▶ SUPPLIED DATA

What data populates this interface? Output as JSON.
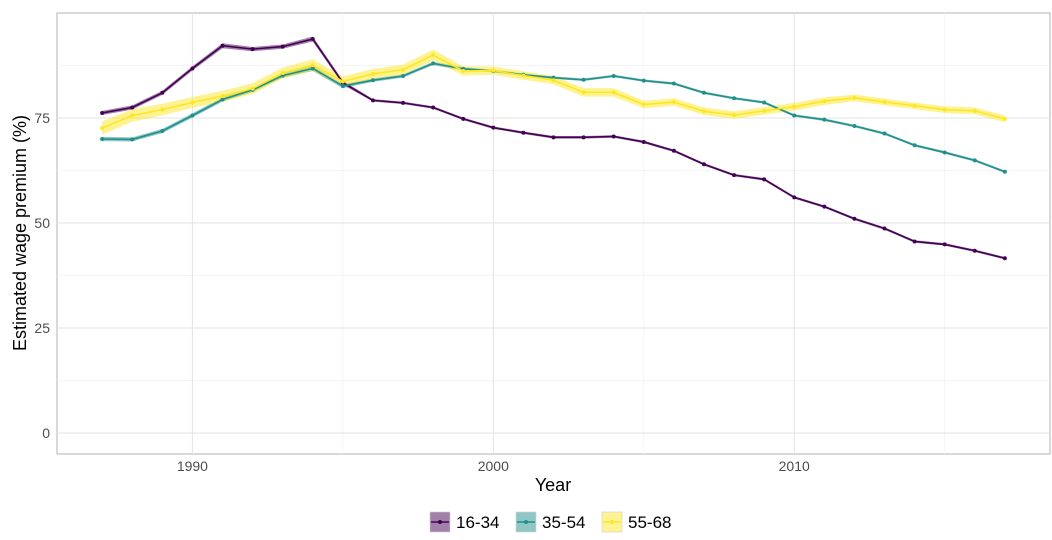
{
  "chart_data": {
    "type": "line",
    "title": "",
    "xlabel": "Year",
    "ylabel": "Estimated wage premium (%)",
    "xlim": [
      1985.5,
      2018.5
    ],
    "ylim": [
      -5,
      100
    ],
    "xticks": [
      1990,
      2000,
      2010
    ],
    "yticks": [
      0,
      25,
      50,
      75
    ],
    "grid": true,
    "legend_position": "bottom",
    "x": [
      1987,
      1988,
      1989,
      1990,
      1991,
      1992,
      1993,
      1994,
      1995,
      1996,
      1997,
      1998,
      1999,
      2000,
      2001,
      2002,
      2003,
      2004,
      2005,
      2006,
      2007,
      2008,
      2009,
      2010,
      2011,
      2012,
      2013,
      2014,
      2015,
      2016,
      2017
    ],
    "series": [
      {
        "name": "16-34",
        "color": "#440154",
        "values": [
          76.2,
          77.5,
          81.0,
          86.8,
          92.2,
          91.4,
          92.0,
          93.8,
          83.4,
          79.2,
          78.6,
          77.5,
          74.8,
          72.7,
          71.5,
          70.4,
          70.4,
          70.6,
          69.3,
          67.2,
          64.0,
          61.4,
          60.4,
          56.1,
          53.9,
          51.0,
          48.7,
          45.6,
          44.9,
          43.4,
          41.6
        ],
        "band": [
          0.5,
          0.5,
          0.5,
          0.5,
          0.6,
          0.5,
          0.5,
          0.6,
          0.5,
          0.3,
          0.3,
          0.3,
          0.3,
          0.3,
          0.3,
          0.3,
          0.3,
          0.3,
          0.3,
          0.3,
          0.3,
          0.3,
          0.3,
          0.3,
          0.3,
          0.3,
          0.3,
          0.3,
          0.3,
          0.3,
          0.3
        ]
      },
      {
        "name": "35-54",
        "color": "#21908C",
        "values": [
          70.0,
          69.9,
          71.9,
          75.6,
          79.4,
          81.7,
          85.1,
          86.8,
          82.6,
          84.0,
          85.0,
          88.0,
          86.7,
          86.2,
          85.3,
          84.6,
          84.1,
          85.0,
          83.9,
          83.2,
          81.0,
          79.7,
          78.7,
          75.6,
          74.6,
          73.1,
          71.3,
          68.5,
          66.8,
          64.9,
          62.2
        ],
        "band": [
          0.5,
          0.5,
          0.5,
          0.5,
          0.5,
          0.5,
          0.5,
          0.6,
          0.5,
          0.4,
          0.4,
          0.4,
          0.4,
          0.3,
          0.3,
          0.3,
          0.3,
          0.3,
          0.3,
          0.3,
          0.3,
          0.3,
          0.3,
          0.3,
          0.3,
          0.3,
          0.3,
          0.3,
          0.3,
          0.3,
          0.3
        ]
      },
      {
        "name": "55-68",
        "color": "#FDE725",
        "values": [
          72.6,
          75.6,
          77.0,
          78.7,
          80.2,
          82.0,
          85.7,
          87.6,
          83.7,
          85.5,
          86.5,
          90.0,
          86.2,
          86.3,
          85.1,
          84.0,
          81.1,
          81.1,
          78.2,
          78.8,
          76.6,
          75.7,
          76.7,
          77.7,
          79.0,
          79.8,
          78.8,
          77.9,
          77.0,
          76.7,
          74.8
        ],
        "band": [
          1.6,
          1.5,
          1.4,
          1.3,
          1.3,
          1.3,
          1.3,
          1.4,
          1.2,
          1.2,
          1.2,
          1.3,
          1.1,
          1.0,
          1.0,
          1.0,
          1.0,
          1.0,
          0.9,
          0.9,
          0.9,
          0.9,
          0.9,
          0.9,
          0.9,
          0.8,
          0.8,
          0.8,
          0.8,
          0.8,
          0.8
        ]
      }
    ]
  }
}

==

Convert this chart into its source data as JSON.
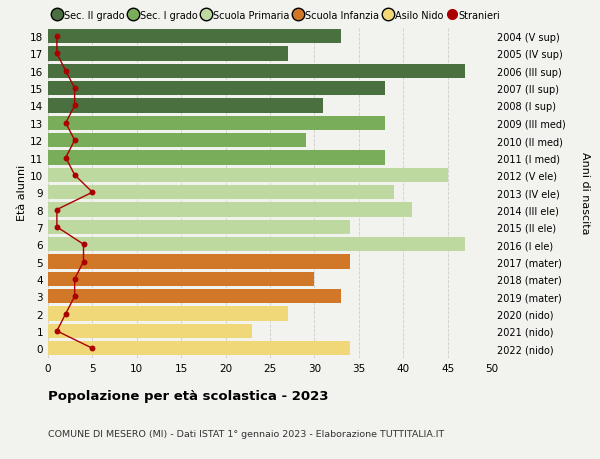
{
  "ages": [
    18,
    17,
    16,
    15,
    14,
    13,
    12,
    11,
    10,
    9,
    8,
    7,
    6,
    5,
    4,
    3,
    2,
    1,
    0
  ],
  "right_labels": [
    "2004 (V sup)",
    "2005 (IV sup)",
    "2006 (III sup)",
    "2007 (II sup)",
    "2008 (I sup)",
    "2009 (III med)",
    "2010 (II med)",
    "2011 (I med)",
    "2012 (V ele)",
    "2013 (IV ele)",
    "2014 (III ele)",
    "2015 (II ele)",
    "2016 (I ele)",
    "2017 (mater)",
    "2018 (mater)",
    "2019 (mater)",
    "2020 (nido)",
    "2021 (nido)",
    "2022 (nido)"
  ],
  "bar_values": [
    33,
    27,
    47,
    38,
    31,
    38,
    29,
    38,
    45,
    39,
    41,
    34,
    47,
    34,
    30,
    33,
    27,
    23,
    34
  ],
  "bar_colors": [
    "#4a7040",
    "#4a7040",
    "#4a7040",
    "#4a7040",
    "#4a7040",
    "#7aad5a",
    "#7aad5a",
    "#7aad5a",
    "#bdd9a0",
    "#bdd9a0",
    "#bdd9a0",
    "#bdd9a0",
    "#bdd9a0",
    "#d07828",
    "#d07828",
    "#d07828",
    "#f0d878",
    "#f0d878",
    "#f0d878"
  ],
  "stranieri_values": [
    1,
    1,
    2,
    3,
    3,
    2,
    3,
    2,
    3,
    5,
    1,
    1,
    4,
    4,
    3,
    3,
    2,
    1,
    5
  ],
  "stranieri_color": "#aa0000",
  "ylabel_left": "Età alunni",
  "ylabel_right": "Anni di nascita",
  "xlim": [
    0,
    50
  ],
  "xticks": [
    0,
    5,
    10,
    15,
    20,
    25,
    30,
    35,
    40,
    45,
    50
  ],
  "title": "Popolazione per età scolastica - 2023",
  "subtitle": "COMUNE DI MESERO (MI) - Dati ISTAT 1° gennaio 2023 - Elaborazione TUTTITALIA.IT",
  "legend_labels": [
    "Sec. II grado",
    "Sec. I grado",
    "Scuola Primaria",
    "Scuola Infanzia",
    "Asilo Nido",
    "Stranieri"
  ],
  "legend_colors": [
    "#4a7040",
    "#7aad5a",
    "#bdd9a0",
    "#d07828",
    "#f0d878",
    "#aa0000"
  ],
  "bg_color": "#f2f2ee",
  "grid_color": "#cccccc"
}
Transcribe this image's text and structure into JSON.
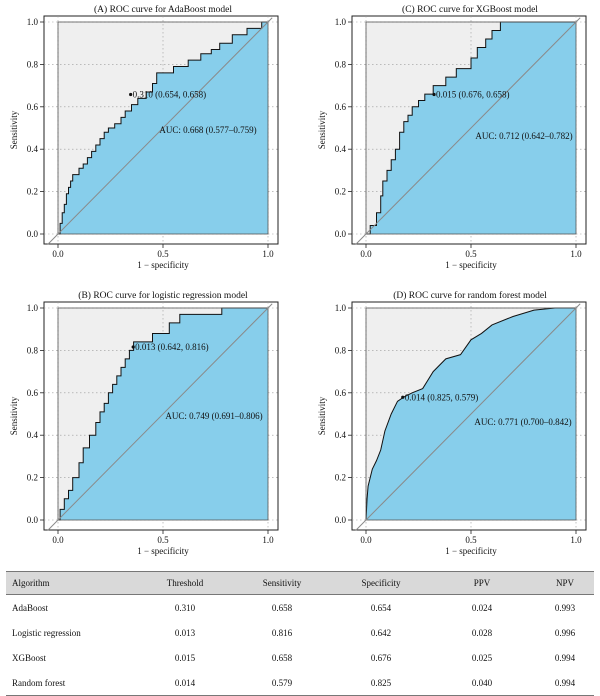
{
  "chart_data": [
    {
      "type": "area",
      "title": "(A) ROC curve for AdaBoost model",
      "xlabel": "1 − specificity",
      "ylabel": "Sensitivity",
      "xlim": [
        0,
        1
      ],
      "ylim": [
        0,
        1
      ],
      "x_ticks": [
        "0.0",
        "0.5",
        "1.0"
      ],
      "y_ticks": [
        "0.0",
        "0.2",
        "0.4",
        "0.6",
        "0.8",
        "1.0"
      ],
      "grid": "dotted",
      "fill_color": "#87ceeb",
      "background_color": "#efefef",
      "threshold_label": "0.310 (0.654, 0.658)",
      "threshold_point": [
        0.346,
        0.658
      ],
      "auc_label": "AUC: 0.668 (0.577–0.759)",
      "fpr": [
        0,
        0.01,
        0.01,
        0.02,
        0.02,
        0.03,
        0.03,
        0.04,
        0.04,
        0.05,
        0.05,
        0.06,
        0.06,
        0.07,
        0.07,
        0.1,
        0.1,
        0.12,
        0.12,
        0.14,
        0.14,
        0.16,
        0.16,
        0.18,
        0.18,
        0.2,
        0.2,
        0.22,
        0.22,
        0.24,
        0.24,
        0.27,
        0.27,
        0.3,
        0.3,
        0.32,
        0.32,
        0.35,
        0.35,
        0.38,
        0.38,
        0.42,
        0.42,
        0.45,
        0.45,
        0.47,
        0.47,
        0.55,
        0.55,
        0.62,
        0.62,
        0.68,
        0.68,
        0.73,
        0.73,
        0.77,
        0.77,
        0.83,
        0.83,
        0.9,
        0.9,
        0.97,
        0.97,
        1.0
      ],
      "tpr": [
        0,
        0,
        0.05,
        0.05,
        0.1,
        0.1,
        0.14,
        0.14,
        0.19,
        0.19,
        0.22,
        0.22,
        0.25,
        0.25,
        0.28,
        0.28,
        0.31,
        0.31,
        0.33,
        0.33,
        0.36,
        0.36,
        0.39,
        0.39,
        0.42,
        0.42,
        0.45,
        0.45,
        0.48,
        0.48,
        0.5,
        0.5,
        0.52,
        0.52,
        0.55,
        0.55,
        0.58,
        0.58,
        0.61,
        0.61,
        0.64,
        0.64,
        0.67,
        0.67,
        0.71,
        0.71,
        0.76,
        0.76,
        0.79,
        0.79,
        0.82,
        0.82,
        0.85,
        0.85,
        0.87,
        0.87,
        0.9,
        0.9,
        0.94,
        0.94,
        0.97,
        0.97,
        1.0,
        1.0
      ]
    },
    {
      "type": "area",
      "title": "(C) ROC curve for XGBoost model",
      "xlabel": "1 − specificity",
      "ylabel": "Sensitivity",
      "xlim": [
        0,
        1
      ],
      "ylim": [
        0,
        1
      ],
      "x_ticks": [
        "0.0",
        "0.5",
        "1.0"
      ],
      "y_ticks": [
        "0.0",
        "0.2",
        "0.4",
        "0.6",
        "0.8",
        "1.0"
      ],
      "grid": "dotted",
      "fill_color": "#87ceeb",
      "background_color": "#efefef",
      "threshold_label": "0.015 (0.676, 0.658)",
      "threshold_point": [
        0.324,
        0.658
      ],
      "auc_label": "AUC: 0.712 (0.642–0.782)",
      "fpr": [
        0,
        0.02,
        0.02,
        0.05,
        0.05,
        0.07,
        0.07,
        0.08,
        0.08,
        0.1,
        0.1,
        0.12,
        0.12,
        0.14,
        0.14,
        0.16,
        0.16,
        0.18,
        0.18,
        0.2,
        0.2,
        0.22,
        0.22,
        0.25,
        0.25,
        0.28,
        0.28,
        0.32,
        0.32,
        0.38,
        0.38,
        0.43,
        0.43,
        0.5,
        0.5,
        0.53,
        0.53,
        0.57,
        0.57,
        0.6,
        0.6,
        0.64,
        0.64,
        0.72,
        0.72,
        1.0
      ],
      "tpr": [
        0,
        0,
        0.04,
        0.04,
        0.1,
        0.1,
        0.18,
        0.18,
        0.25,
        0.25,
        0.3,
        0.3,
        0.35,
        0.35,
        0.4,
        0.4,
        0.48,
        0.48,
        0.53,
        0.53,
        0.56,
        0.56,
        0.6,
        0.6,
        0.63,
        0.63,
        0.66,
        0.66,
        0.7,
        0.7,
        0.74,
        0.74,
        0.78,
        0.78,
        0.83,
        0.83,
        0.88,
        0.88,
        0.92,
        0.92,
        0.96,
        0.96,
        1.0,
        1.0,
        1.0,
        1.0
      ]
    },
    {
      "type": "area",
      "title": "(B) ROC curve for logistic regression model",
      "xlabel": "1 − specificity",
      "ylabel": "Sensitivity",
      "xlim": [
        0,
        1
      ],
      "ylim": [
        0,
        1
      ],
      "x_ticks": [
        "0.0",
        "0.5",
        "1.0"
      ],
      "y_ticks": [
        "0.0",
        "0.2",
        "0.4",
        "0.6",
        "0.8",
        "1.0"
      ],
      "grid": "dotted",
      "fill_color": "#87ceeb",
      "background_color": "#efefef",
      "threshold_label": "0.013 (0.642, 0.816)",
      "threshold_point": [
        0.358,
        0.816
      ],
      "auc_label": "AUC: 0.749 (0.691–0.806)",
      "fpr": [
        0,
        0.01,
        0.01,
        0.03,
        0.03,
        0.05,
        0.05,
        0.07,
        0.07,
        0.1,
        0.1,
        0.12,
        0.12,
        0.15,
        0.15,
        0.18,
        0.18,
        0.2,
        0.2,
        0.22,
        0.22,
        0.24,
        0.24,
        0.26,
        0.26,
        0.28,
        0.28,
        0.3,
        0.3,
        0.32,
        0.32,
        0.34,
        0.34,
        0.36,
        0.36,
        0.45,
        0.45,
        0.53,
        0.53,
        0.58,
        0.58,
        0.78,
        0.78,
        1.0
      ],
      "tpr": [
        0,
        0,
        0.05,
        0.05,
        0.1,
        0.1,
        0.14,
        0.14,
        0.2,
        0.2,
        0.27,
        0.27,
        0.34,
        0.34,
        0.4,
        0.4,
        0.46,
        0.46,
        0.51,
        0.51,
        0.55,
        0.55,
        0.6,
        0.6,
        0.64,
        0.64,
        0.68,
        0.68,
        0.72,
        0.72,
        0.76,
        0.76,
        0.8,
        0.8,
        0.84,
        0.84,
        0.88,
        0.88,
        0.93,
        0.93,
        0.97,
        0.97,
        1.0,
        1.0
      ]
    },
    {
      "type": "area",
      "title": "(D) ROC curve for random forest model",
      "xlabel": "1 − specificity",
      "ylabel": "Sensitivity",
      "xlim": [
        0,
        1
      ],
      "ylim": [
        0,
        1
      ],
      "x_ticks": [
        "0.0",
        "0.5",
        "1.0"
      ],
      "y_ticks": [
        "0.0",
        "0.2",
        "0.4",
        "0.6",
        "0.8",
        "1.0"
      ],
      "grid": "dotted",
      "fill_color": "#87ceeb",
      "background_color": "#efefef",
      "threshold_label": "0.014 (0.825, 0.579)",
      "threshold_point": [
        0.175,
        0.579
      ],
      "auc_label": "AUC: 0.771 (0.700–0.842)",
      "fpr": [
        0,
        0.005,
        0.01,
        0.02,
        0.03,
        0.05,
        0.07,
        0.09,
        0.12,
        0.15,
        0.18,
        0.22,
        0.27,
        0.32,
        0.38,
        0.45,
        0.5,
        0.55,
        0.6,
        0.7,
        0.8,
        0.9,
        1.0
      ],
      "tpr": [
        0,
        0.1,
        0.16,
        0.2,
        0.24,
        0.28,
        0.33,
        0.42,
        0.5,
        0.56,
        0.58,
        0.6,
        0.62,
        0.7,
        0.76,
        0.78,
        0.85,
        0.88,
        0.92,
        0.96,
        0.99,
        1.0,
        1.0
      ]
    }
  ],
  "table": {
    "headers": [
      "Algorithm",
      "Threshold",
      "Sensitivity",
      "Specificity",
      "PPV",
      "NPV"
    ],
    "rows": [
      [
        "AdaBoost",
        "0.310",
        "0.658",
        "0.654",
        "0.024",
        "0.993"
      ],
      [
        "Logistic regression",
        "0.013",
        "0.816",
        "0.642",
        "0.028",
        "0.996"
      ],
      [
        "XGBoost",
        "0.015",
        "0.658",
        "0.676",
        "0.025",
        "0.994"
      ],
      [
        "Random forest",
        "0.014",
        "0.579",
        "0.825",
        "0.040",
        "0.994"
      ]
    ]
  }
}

▶ WHAT THE TASK REQUIRES
Isolate each line of the listing above that includes "AdaBoost". Copy it.

▶ RESPONSE
      "title": "(A) ROC curve for AdaBoost model",
        "AdaBoost",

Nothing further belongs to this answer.